━━ RAW DATA ━━
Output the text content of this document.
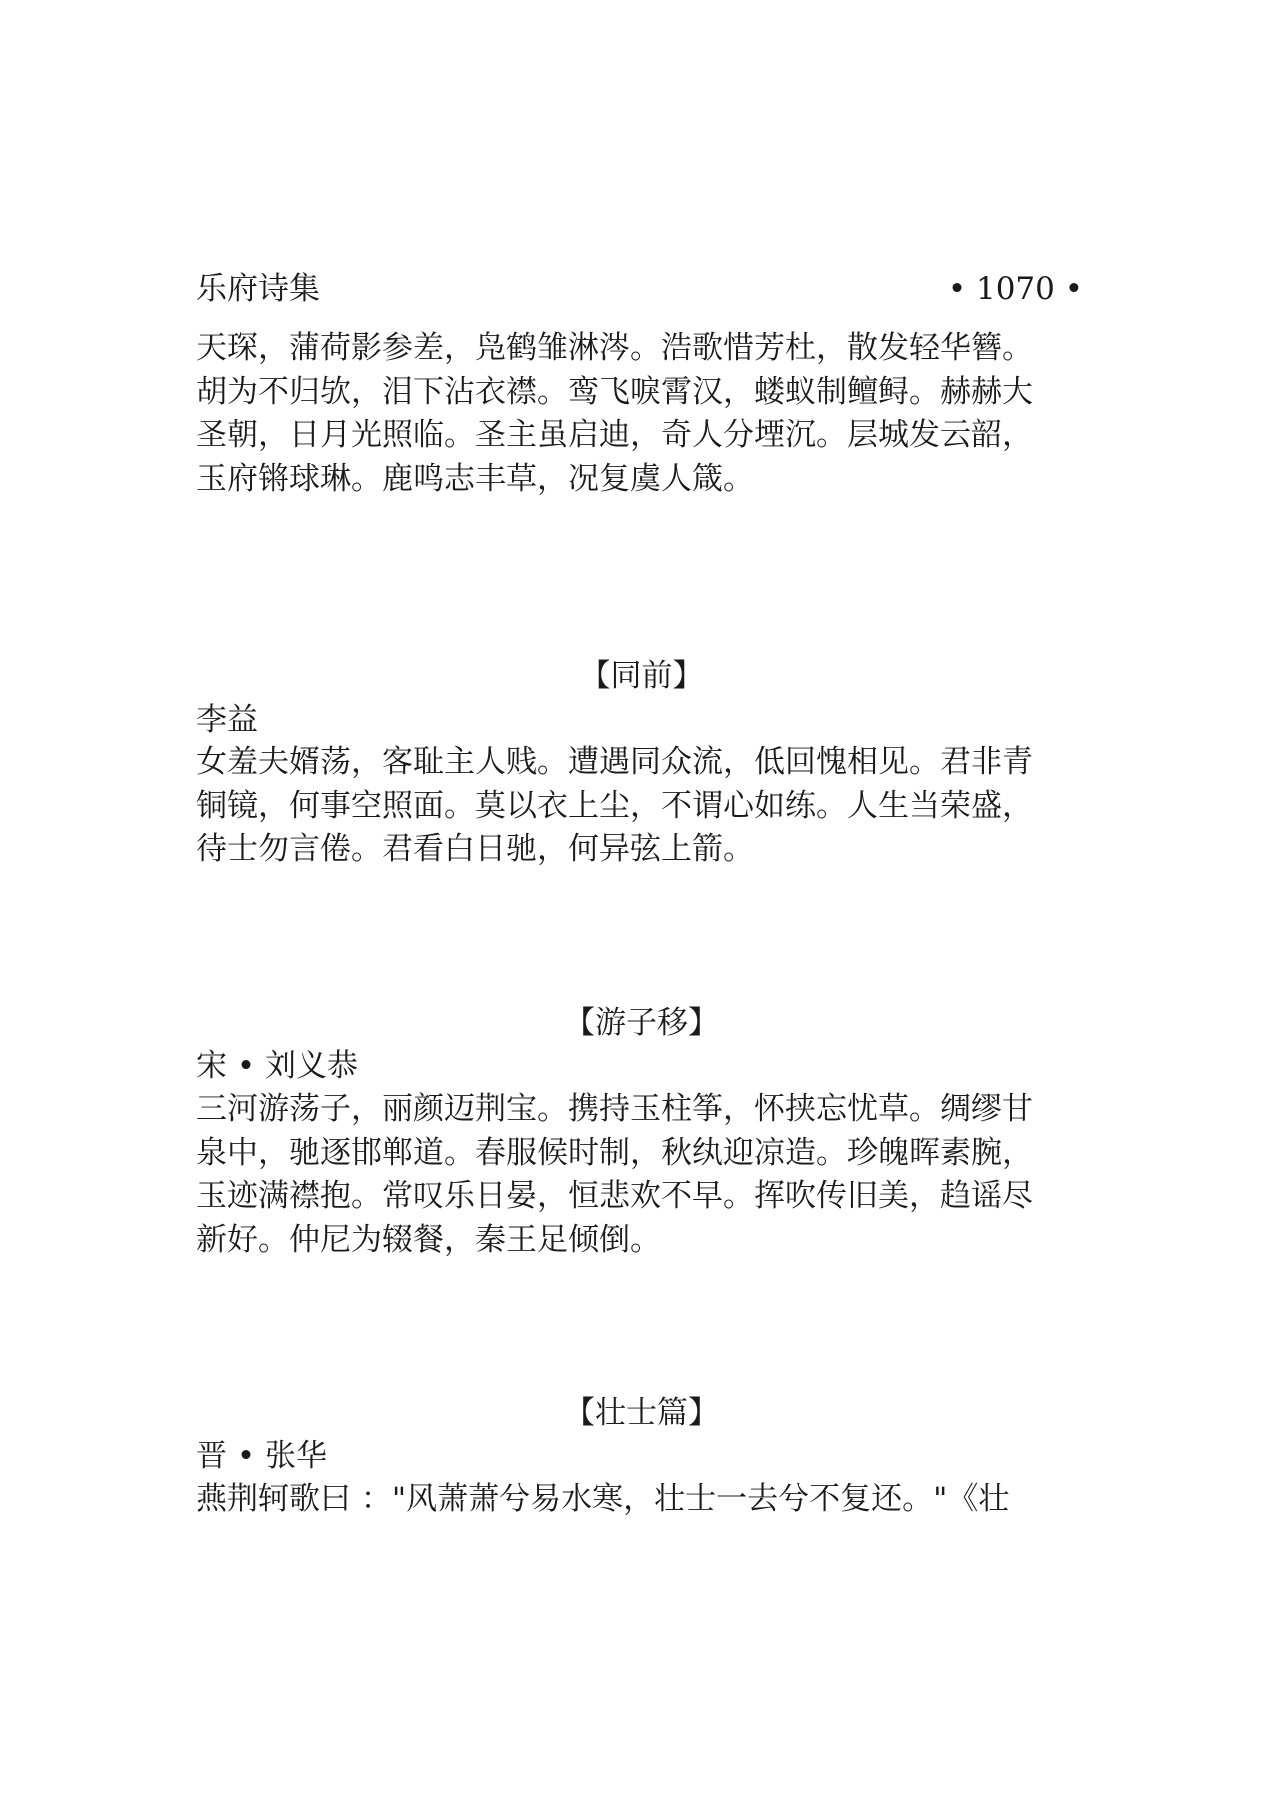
乐府诗集	• 1070 •
天琛，蒲荷影参差，凫鹤雏淋涔。浩歌惜芳杜，散发轻华簪。
胡为不归欤，泪下沾衣襟。鸾飞唳霄汉，蝼蚁制鳣鲟。赫赫大
圣朝，日月光照临。圣主虽启迪，奇人分堙沉。层城发云韶，
玉府锵球琳。鹿鸣志丰草，况复虞人箴。
【同前】
李益
女羞夫婿荡，客耻主人贱。遭遇同众流，低回愧相见。君非青
铜镜，何事空照面。莫以衣上尘，不谓心如练。人生当荣盛，
待士勿言倦。君看白日驰，何异弦上箭。
【游子移】
宋 • 刘义恭
三河游荡子，丽颜迈荆宝。携持玉柱筝，怀挟忘忧草。绸缪甘
泉中，驰逐邯郸道。春服候时制，秋纨迎凉造。珍魄晖素腕，
玉迹满襟抱。常叹乐日晏，恒悲欢不早。挥吹传旧美，趋谣尽
新好。仲尼为辍餐，秦王足倾倒。
【壮士篇】
晋 • 张华
燕荆轲歌曰 ："风萧萧兮易水寒，壮士一去兮不复还。"《壮
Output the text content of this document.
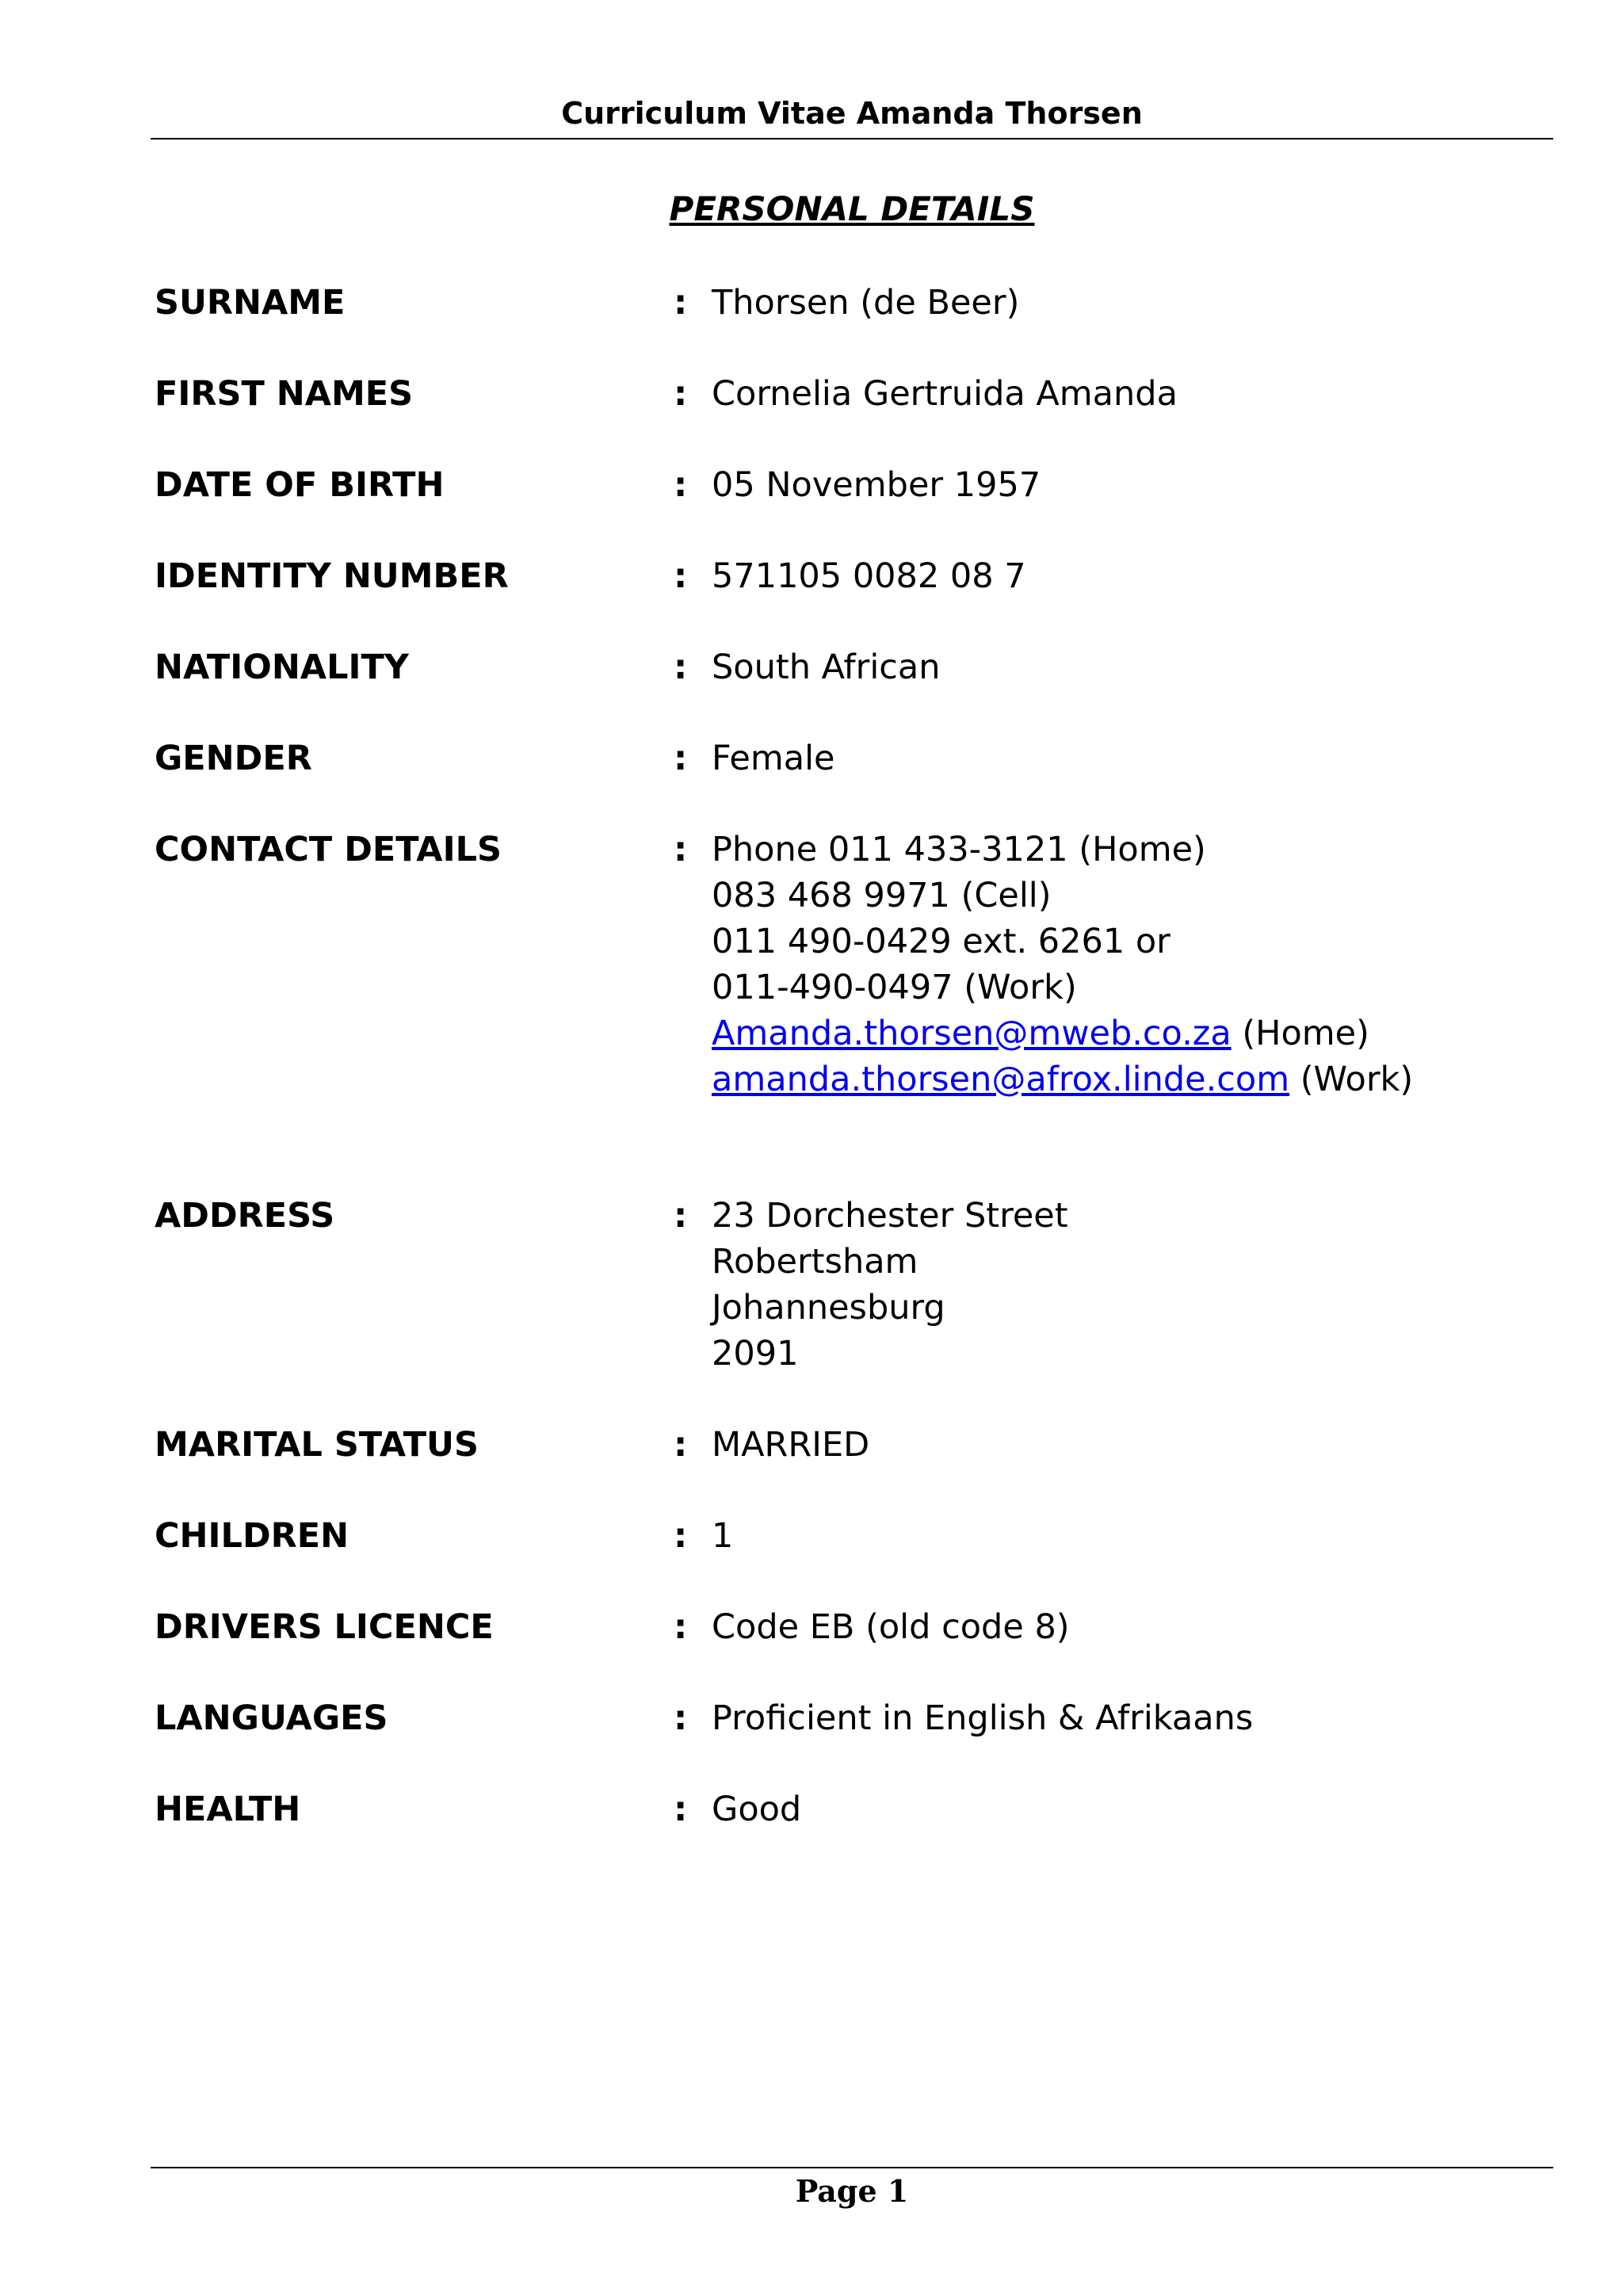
Curriculum Vitae Amanda Thorsen
PERSONAL DETAILS
SURNAME	: Thorsen (de Beer)
FIRST NAMES	: Cornelia Gertruida Amanda
DATE OF BIRTH	: 05 November 1957
IDENTITY NUMBER	: 571105 0082 08 7
NATIONALITY	: South African
GENDER	: Female
CONTACT DETAILS	: Phone 011 433-3121 (Home)
083 468 9971 (Cell)
011 490-0429 ext. 6261 or
011-490-0497 (Work)
Amanda.thorsen@mweb.co.za (Home)
amanda.thorsen@afrox.linde.com (Work)
ADDRESS	: 23 Dorchester Street
Robertsham
Johannesburg
2091
MARITAL STATUS	: MARRIED
CHILDREN	: 1
DRIVERS LICENCE	: Code EB (old code 8)
LANGUAGES	: Proficient in English & Afrikaans
HEALTH	: Good
Page 1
━━━
Check each line of the records for the word "Work" and extract those that contain it.

011-490-0497 (Work)
amanda.thorsen@afrox.linde.com (Work)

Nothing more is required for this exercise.